● Work instructions: Each entry in the listing below should be restated word for word.
*** Record excerpts ***
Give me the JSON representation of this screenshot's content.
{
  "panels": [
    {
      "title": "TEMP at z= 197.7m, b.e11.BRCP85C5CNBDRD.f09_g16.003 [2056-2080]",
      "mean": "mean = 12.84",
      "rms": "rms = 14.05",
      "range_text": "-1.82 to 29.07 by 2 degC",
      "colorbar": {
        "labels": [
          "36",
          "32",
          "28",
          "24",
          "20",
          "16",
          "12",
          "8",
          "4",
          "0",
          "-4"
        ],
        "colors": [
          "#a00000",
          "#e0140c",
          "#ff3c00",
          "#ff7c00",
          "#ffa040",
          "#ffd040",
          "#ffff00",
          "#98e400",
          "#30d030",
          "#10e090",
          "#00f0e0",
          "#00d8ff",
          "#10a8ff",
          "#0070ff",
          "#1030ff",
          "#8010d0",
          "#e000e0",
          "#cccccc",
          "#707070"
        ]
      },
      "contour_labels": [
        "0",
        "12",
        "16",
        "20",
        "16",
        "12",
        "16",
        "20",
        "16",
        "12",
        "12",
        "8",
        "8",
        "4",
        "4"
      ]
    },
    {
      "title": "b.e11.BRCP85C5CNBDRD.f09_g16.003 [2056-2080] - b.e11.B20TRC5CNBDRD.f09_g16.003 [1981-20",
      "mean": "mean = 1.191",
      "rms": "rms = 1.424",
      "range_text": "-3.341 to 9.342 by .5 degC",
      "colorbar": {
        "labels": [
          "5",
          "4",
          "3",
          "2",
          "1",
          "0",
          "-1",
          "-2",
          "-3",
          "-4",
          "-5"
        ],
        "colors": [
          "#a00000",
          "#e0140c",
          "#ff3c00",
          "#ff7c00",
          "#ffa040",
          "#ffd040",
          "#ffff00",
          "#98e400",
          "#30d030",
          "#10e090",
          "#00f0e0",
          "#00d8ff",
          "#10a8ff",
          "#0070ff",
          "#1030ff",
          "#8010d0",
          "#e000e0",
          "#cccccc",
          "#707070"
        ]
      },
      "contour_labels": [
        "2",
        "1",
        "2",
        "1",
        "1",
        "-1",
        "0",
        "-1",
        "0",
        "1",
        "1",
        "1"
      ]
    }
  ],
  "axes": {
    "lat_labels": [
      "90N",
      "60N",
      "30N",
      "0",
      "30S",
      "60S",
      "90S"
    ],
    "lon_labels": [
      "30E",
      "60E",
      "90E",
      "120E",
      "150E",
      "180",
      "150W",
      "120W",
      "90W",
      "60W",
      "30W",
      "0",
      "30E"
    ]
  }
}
***
● Finished task:
Give me the JSON representation of this screenshot's content.
{
  "panels": [
    {
      "title": "TEMP at z= 197.7m, b.e11.BRCP85C5CNBDRD.f09_g16.003 [2056-2080]",
      "mean": "mean = 12.84",
      "rms": "rms = 14.05",
      "range_text": "-1.82 to 29.07 by 2 degC",
      "colorbar": {
        "labels": [
          "36",
          "32",
          "28",
          "24",
          "20",
          "16",
          "12",
          "8",
          "4",
          "0",
          "-4"
        ],
        "colors": [
          "#a00000",
          "#e0140c",
          "#ff3c00",
          "#ff7c00",
          "#ffa040",
          "#ffd040",
          "#ffff00",
          "#98e400",
          "#30d030",
          "#10e090",
          "#00f0e0",
          "#00d8ff",
          "#10a8ff",
          "#0070ff",
          "#1030ff",
          "#8010d0",
          "#e000e0",
          "#cccccc",
          "#707070"
        ]
      },
      "contour_labels": [
        "0",
        "12",
        "16",
        "20",
        "16",
        "12",
        "16",
        "20",
        "16",
        "12",
        "12",
        "8",
        "8",
        "4",
        "4"
      ]
    },
    {
      "title": "b.e11.BRCP85C5CNBDRD.f09_g16.003 [2056-2080] - b.e11.B20TRC5CNBDRD.f09_g16.003 [1981-20",
      "mean": "mean = 1.191",
      "rms": "rms = 1.424",
      "range_text": "-3.341 to 9.342 by .5 degC",
      "colorbar": {
        "labels": [
          "5",
          "4",
          "3",
          "2",
          "1",
          "0",
          "-1",
          "-2",
          "-3",
          "-4",
          "-5"
        ],
        "colors": [
          "#a00000",
          "#e0140c",
          "#ff3c00",
          "#ff7c00",
          "#ffa040",
          "#ffd040",
          "#ffff00",
          "#98e400",
          "#30d030",
          "#10e090",
          "#00f0e0",
          "#00d8ff",
          "#10a8ff",
          "#0070ff",
          "#1030ff",
          "#8010d0",
          "#e000e0",
          "#cccccc",
          "#707070"
        ]
      },
      "contour_labels": [
        "2",
        "1",
        "2",
        "1",
        "1",
        "-1",
        "0",
        "-1",
        "0",
        "1",
        "1",
        "1"
      ]
    }
  ],
  "axes": {
    "lat_labels": [
      "90N",
      "60N",
      "30N",
      "0",
      "30S",
      "60S",
      "90S"
    ],
    "lon_labels": [
      "30E",
      "60E",
      "90E",
      "120E",
      "150E",
      "180",
      "150W",
      "120W",
      "90W",
      "60W",
      "30W",
      "0",
      "30E"
    ]
  }
}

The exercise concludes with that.